• _REQUIREMENT_
Copy every record below exactly as written, but leave out the pictures.

Saved entries:

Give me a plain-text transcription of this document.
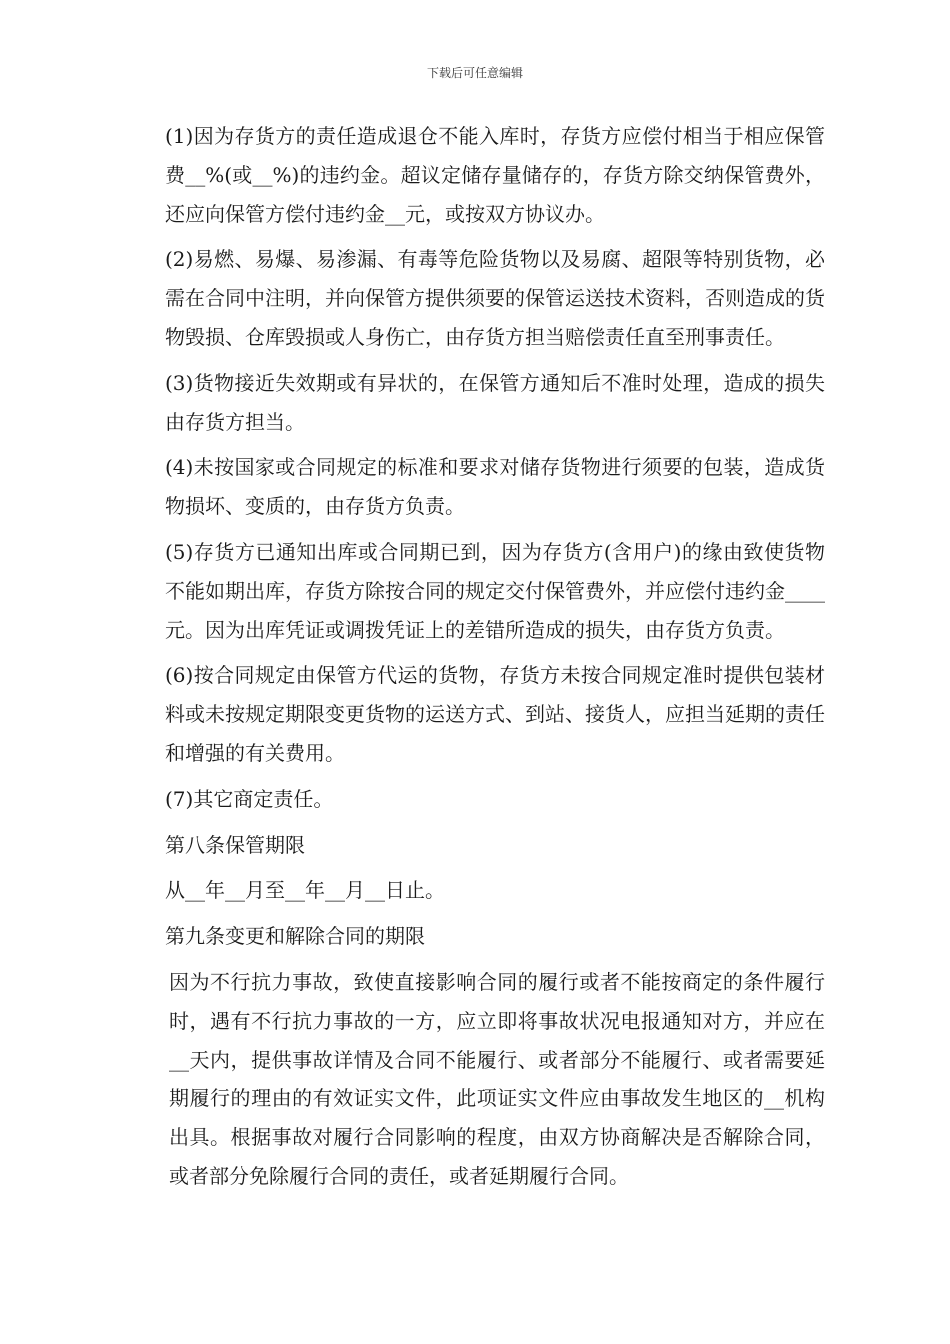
下载后可任意编辑

(1)因为存货方的责任造成退仓不能入库时，存货方应偿付相当于相应保管费__%(或__%)的违约金。超议定储存量储存的，存货方除交纳保管费外，还应向保管方偿付违约金__元，或按双方协议办。

(2)易燃、易爆、易渗漏、有毒等危险货物以及易腐、超限等特别货物，必需在合同中注明，并向保管方提供须要的保管运送技术资料，否则造成的货物毁损、仓库毁损或人身伤亡，由存货方担当赔偿责任直至刑事责任。

(3)货物接近失效期或有异状的，在保管方通知后不准时处理，造成的损失由存货方担当。

(4)未按国家或合同规定的标准和要求对储存货物进行须要的包装，造成货物损坏、变质的，由存货方负责。

(5)存货方已通知出库或合同期已到，因为存货方(含用户)的缘由致使货物不能如期出库，存货方除按合同的规定交付保管费外，并应偿付违约金____元。因为出库凭证或调拨凭证上的差错所造成的损失，由存货方负责。

(6)按合同规定由保管方代运的货物，存货方未按合同规定准时提供包装材料或未按规定期限变更货物的运送方式、到站、接货人，应担当延期的责任和增强的有关费用。

(7)其它商定责任。

第八条保管期限

从__年__月至__年__月__日止。

第九条变更和解除合同的期限

因为不行抗力事故，致使直接影响合同的履行或者不能按商定的条件履行时，遇有不行抗力事故的一方，应立即将事故状况电报通知对方，并应在__天内，提供事故详情及合同不能履行、或者部分不能履行、或者需要延期履行的理由的有效证实文件，此项证实文件应由事故发生地区的__机构出具。根据事故对履行合同影响的程度，由双方协商解决是否解除合同，或者部分免除履行合同的责任，或者延期履行合同。
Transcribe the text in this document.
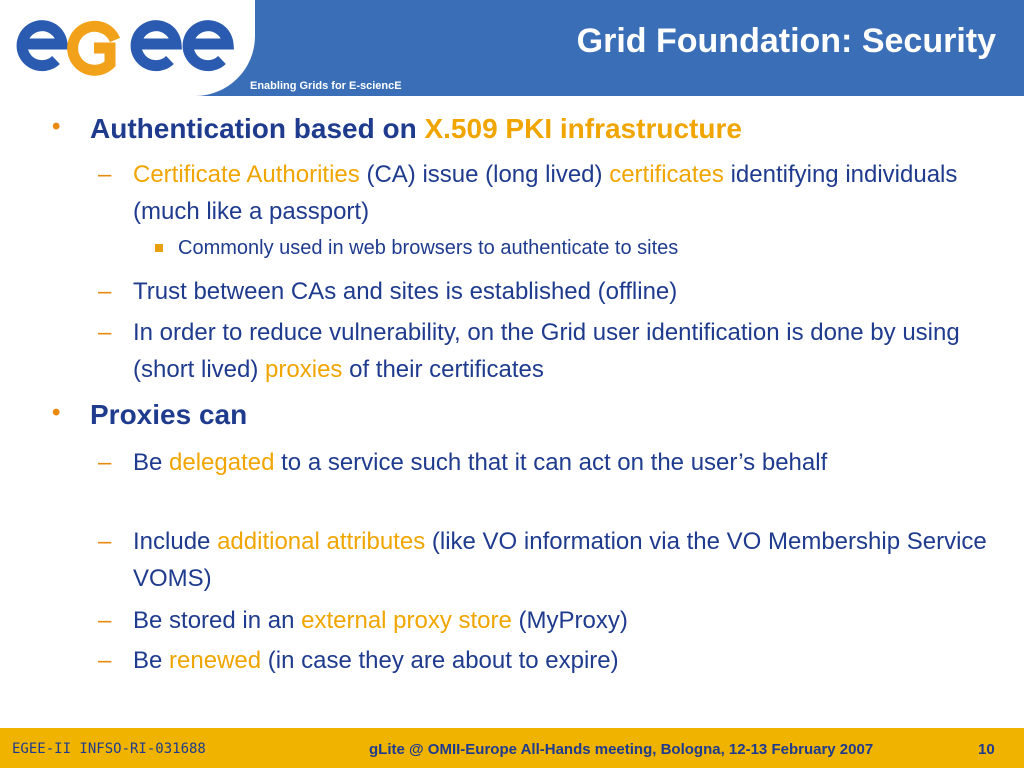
Grid Foundation: Security
Enabling Grids for E-sciencE
• Authentication based on X.509 PKI infrastructure
– Certificate Authorities (CA) issue (long lived) certificates identifying individuals (much like a passport)
Commonly used in web browsers to authenticate to sites
– Trust between CAs and sites is established (offline)
– In order to reduce vulnerability, on the Grid user identification is done by using (short lived) proxies of their certificates
• Proxies can
– Be delegated to a service such that it can act on the user’s behalf
– Include additional attributes (like VO information via the VO Membership Service VOMS)
– Be stored in an external proxy store (MyProxy)
– Be renewed (in case they are about to expire)
EGEE-II INFSO-RI-031688	gLite @ OMII-Europe All-Hands meeting, Bologna, 12-13 February 2007	10
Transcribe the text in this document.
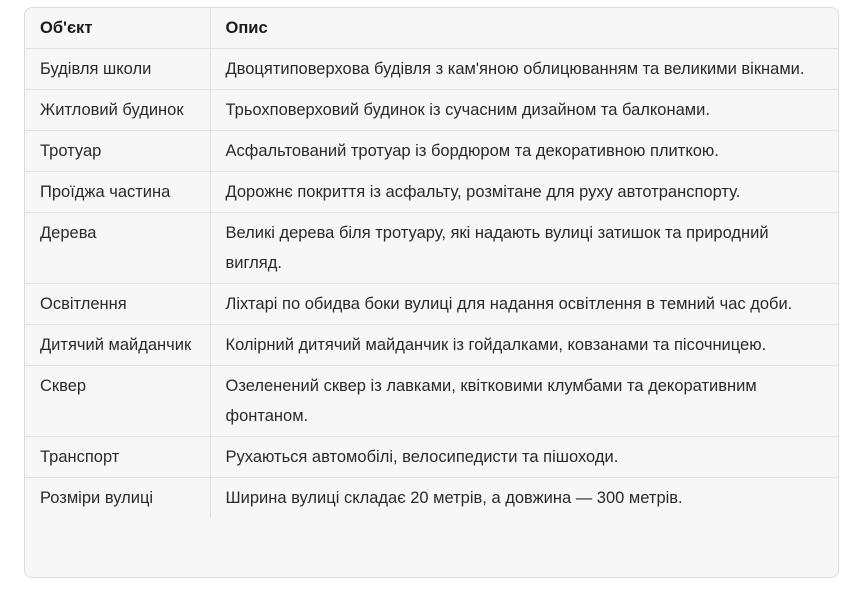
Об'єкт	Опис
Будівля школи	Двоцятиповерхова будівля з кам'яною облицюванням та великими вікнами.
Житловий будинок	Трьохповерховий будинок із сучасним дизайном та балконами.
Тротуар	Асфальтований тротуар із бордюром та декоративною плиткою.
Проїджа частина	Дорожнє покриття із асфальту, розмітане для руху автотранспорту.
Дерева	Великі дерева біля тротуару, які надають вулиці затишок та природний вигляд.
Освітлення	Ліхтарі по обидва боки вулиці для надання освітлення в темний час доби.
Дитячий майданчик	Колірний дитячий майданчик із гойдалками, ковзанами та пісочницею.
Сквер	Озеленений сквер із лавками, квітковими клумбами та декоративним фонтаном.
Транспорт	Рухаються автомобілі, велосипедисти та пішоходи.
Розміри вулиці	Ширина вулиці складає 20 метрів, а довжина — 300 метрів.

• _ANSWER TO THIS TASK_
Give me a plain-text transcription of this document.
下载后可任意编辑

(1)因为存货方的责任造成退仓不能入库时，存货方应偿付相当于相应保管费__%(或__%)的违约金。超议定储存量储存的，存货方除交纳保管费外，还应向保管方偿付违约金__元，或按双方协议办。

(2)易燃、易爆、易渗漏、有毒等危险货物以及易腐、超限等特别货物，必需在合同中注明，并向保管方提供须要的保管运送技术资料，否则造成的货物毁损、仓库毁损或人身伤亡，由存货方担当赔偿责任直至刑事责任。

(3)货物接近失效期或有异状的，在保管方通知后不准时处理，造成的损失由存货方担当。

(4)未按国家或合同规定的标准和要求对储存货物进行须要的包装，造成货物损坏、变质的，由存货方负责。

(5)存货方已通知出库或合同期已到，因为存货方(含用户)的缘由致使货物不能如期出库，存货方除按合同的规定交付保管费外，并应偿付违约金____元。因为出库凭证或调拨凭证上的差错所造成的损失，由存货方负责。

(6)按合同规定由保管方代运的货物，存货方未按合同规定准时提供包装材料或未按规定期限变更货物的运送方式、到站、接货人，应担当延期的责任和增强的有关费用。

(7)其它商定责任。

第八条保管期限

从__年__月至__年__月__日止。

第九条变更和解除合同的期限

因为不行抗力事故，致使直接影响合同的履行或者不能按商定的条件履行时，遇有不行抗力事故的一方，应立即将事故状况电报通知对方，并应在__天内，提供事故详情及合同不能履行、或者部分不能履行、或者需要延期履行的理由的有效证实文件，此项证实文件应由事故发生地区的__机构出具。根据事故对履行合同影响的程度，由双方协商解决是否解除合同，或者部分免除履行合同的责任，或者延期履行合同。
Transcribe the text in this document.
Grid Foundation: Security
Enabling Grids for E-sciencE
• Authentication based on X.509 PKI infrastructure
– Certificate Authorities (CA) issue (long lived) certificates identifying individuals (much like a passport)
Commonly used in web browsers to authenticate to sites
– Trust between CAs and sites is established (offline)
– In order to reduce vulnerability, on the Grid user identification is done by using (short lived) proxies of their certificates
• Proxies can
– Be delegated to a service such that it can act on the user’s behalf
– Include additional attributes (like VO information via the VO Membership Service VOMS)
– Be stored in an external proxy store (MyProxy)
– Be renewed (in case they are about to expire)
EGEE-II INFSO-RI-031688	gLite @ OMII-Europe All-Hands meeting, Bologna, 12-13 February 2007	10
Transcribe the text in this document.
Об'єкт	Опис
Будівля школи	Двоцятиповерхова будівля з кам'яною облицюванням та великими вікнами.
Житловий будинок	Трьохповерховий будинок із сучасним дизайном та балконами.
Тротуар	Асфальтований тротуар із бордюром та декоративною плиткою.
Проїджа частина	Дорожнє покриття із асфальту, розмітане для руху автотранспорту.
Дерева	Великі дерева біля тротуару, які надають вулиці затишок та природний вигляд.
Освітлення	Ліхтарі по обидва боки вулиці для надання освітлення в темний час доби.
Дитячий майданчик	Колірний дитячий майданчик із гойдалками, ковзанами та пісочницею.
Сквер	Озеленений сквер із лавками, квітковими клумбами та декоративним фонтаном.
Транспорт	Рухаються автомобілі, велосипедисти та пішоходи.
Розміри вулиці	Ширина вулиці складає 20 метрів, а довжина — 300 метрів.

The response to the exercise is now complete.